Written problem:
Set the listing down again in full, word for word, with the pictures left out.

[BEGIN Extracted information]

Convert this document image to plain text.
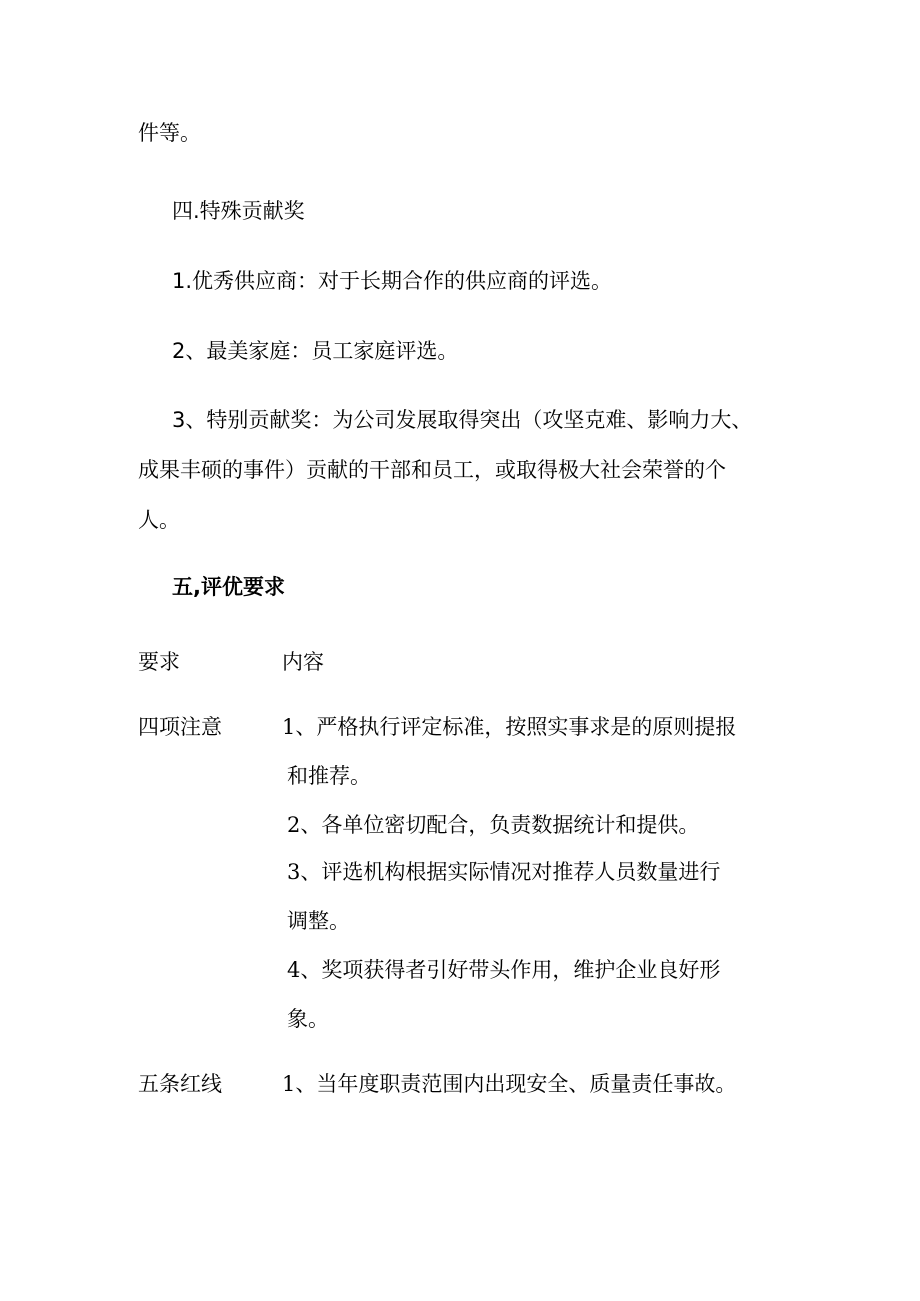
件等。
四.特殊贡献奖
1.优秀供应商：对于长期合作的供应商的评选。
2、最美家庭：员工家庭评选。
3、特别贡献奖：为公司发展取得突出（攻坚克难、影响力大、
成果丰硕的事件）贡献的干部和员工，或取得极大社会荣誉的个
人。
五,评优要求
要求	内容
四项注意	1、严格执行评定标准，按照实事求是的原则提报
和推荐。
2、各单位密切配合，负责数据统计和提供。
3、评选机构根据实际情况对推荐人员数量进行
调整。
4、奖项获得者引好带头作用，维护企业良好形
象。
五条红线	1、当年度职责范围内出现安全、质量责任事故。
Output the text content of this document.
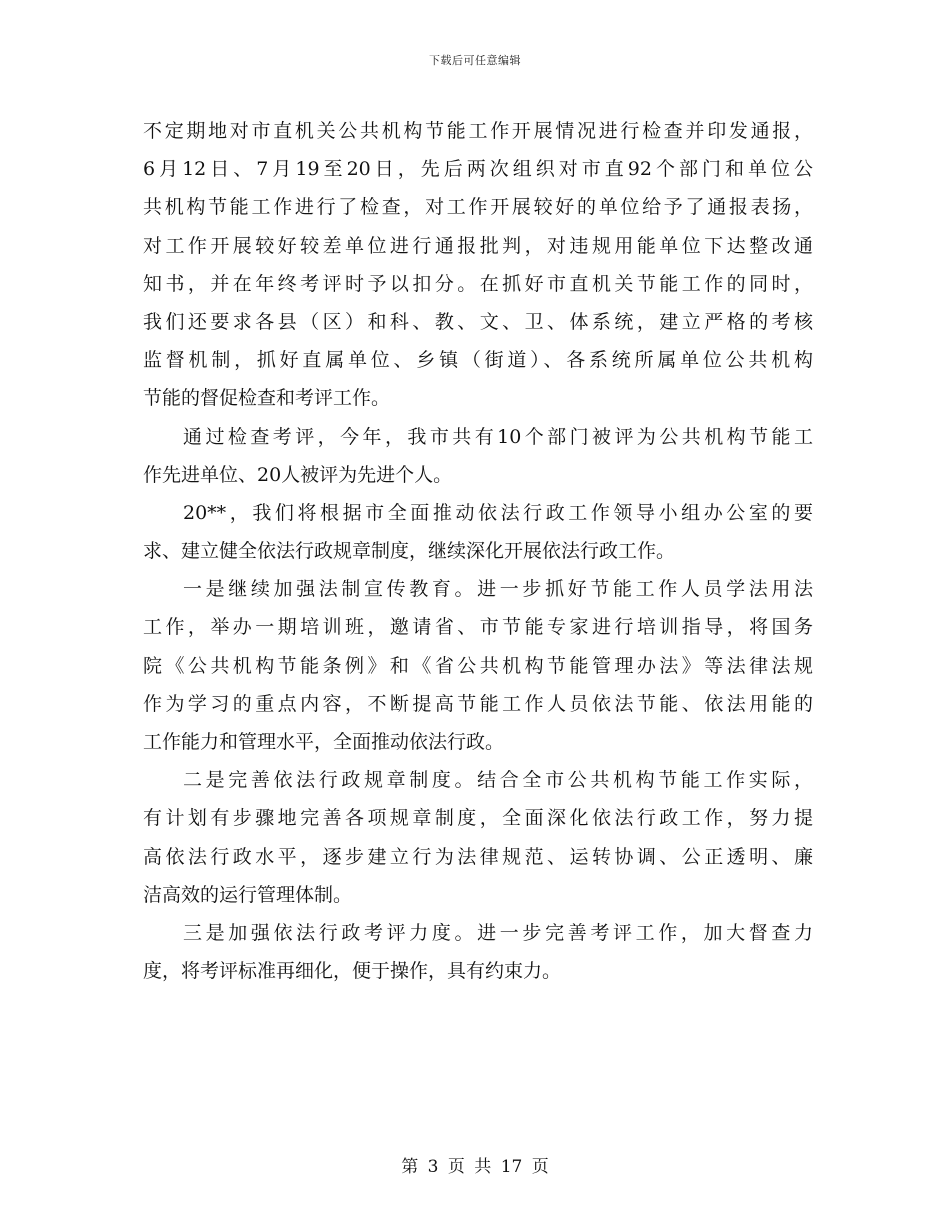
下载后可任意编辑
不定期地对市直机关公共机构节能工作开展情况进行检查并印发通报，
6月12日、7月19至20日，先后两次组织对市直92个部门和单位公
共机构节能工作进行了检查，对工作开展较好的单位给予了通报表扬，
对工作开展较好较差单位进行通报批判，对违规用能单位下达整改通
知书，并在年终考评时予以扣分。在抓好市直机关节能工作的同时，
我们还要求各县（区）和科、教、文、卫、体系统，建立严格的考核
监督机制，抓好直属单位、乡镇（街道）、各系统所属单位公共机构
节能的督促检查和考评工作。
通过检查考评，今年，我市共有10个部门被评为公共机构节能工
作先进单位、20人被评为先进个人。
20**，我们将根据市全面推动依法行政工作领导小组办公室的要
求、建立健全依法行政规章制度，继续深化开展依法行政工作。
一是继续加强法制宣传教育。进一步抓好节能工作人员学法用法
工作，举办一期培训班，邀请省、市节能专家进行培训指导，将国务
院《公共机构节能条例》和《省公共机构节能管理办法》等法律法规
作为学习的重点内容，不断提高节能工作人员依法节能、依法用能的
工作能力和管理水平，全面推动依法行政。
二是完善依法行政规章制度。结合全市公共机构节能工作实际，
有计划有步骤地完善各项规章制度，全面深化依法行政工作，努力提
高依法行政水平，逐步建立行为法律规范、运转协调、公正透明、廉
洁高效的运行管理体制。
三是加强依法行政考评力度。进一步完善考评工作，加大督查力
度，将考评标准再细化，便于操作，具有约束力。
第 3 页 共 17 页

[END Extracted information]

Output for this exercise:
Convert this document image to plain text.
件等。
四.特殊贡献奖
1.优秀供应商：对于长期合作的供应商的评选。
2、最美家庭：员工家庭评选。
3、特别贡献奖：为公司发展取得突出（攻坚克难、影响力大、
成果丰硕的事件）贡献的干部和员工，或取得极大社会荣誉的个
人。
五,评优要求
要求	内容
四项注意	1、严格执行评定标准，按照实事求是的原则提报
和推荐。
2、各单位密切配合，负责数据统计和提供。
3、评选机构根据实际情况对推荐人员数量进行
调整。
4、奖项获得者引好带头作用，维护企业良好形
象。
五条红线	1、当年度职责范围内出现安全、质量责任事故。
Output the text content of this document.
下载后可任意编辑
不定期地对市直机关公共机构节能工作开展情况进行检查并印发通报，
6月12日、7月19至20日，先后两次组织对市直92个部门和单位公
共机构节能工作进行了检查，对工作开展较好的单位给予了通报表扬，
对工作开展较好较差单位进行通报批判，对违规用能单位下达整改通
知书，并在年终考评时予以扣分。在抓好市直机关节能工作的同时，
我们还要求各县（区）和科、教、文、卫、体系统，建立严格的考核
监督机制，抓好直属单位、乡镇（街道）、各系统所属单位公共机构
节能的督促检查和考评工作。
通过检查考评，今年，我市共有10个部门被评为公共机构节能工
作先进单位、20人被评为先进个人。
20**，我们将根据市全面推动依法行政工作领导小组办公室的要
求、建立健全依法行政规章制度，继续深化开展依法行政工作。
一是继续加强法制宣传教育。进一步抓好节能工作人员学法用法
工作，举办一期培训班，邀请省、市节能专家进行培训指导，将国务
院《公共机构节能条例》和《省公共机构节能管理办法》等法律法规
作为学习的重点内容，不断提高节能工作人员依法节能、依法用能的
工作能力和管理水平，全面推动依法行政。
二是完善依法行政规章制度。结合全市公共机构节能工作实际，
有计划有步骤地完善各项规章制度，全面深化依法行政工作，努力提
高依法行政水平，逐步建立行为法律规范、运转协调、公正透明、廉
洁高效的运行管理体制。
三是加强依法行政考评力度。进一步完善考评工作，加大督查力
度，将考评标准再细化，便于操作，具有约束力。
第 3 页 共 17 页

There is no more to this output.